*Problem to work on:*
How many lines of these records hold the string "this"? Reply with the number alone.

==== Records ====

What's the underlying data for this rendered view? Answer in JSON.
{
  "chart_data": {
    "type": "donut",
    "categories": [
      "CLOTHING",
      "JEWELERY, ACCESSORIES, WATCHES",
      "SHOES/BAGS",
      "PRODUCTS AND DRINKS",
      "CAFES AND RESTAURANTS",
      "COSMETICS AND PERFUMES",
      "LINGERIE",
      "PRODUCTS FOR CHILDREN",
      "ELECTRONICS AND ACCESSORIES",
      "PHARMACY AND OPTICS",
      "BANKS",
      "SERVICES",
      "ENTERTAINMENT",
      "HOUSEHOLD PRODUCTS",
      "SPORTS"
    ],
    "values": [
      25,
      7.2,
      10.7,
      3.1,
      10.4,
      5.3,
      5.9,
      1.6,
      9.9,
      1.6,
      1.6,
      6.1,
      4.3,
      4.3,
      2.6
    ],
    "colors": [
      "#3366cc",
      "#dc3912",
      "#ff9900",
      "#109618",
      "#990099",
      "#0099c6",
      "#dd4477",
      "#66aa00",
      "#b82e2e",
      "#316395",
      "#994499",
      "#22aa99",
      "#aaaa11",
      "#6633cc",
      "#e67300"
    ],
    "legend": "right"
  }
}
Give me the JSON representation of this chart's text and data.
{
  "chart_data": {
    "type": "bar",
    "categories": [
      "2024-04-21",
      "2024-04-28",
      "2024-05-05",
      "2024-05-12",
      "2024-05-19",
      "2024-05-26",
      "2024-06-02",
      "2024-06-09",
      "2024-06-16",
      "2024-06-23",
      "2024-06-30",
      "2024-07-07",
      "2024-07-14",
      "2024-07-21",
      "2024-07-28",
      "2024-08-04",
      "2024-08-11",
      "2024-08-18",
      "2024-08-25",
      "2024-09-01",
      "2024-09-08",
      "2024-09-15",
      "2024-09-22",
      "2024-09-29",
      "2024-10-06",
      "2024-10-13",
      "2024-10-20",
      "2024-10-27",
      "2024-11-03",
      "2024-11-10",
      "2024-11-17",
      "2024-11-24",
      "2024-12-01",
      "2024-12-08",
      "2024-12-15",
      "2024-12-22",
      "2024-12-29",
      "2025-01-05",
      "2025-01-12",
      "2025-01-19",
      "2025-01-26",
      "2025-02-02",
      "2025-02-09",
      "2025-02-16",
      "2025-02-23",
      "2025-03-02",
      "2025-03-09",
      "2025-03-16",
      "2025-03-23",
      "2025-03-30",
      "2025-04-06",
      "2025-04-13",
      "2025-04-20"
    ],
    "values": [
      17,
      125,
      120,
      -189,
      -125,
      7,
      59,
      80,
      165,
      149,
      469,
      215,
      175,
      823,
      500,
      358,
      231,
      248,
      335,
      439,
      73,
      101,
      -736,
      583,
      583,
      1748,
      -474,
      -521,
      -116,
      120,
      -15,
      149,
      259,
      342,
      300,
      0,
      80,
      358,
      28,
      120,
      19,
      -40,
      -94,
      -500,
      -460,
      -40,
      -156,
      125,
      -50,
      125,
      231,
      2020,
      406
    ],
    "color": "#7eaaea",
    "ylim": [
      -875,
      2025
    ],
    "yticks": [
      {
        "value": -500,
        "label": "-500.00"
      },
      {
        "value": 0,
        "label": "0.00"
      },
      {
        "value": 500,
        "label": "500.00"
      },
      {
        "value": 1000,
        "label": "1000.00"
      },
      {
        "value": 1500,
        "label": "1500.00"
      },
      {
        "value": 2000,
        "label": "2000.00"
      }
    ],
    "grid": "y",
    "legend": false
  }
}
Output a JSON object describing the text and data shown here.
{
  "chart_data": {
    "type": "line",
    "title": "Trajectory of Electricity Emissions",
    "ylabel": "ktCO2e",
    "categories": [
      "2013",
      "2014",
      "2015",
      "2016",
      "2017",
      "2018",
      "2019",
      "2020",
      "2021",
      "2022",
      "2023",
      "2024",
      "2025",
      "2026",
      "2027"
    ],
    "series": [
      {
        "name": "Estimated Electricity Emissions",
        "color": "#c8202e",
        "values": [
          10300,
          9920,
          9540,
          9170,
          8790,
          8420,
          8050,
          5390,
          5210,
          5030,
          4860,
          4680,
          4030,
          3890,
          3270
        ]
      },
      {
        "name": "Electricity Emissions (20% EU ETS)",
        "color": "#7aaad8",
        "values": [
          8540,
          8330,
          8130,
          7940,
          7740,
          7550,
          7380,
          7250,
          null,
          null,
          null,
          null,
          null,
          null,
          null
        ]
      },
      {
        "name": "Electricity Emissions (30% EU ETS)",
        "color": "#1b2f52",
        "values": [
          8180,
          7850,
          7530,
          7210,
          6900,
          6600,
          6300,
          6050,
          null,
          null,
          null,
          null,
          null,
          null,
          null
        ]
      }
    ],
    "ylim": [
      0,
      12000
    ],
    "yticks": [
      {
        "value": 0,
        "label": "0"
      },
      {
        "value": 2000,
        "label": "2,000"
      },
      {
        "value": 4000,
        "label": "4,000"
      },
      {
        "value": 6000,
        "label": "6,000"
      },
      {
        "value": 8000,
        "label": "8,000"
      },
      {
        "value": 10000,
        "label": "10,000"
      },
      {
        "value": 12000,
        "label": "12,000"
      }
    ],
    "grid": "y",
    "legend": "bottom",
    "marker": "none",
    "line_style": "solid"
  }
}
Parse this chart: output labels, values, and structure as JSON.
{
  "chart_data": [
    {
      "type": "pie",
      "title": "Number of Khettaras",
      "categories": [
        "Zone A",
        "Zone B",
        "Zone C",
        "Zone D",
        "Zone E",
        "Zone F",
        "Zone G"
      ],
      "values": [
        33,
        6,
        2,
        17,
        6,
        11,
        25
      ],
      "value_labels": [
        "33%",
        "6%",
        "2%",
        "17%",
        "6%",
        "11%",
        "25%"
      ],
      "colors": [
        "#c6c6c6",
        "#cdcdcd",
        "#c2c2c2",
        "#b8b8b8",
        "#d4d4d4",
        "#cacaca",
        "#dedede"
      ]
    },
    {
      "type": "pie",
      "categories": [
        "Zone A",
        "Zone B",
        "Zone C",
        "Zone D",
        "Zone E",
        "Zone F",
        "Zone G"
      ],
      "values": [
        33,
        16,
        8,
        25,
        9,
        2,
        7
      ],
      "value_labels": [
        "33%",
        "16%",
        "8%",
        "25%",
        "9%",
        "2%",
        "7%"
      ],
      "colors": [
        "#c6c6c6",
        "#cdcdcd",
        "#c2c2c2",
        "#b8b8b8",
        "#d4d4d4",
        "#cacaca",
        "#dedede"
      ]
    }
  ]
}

====

*Written solution:*
3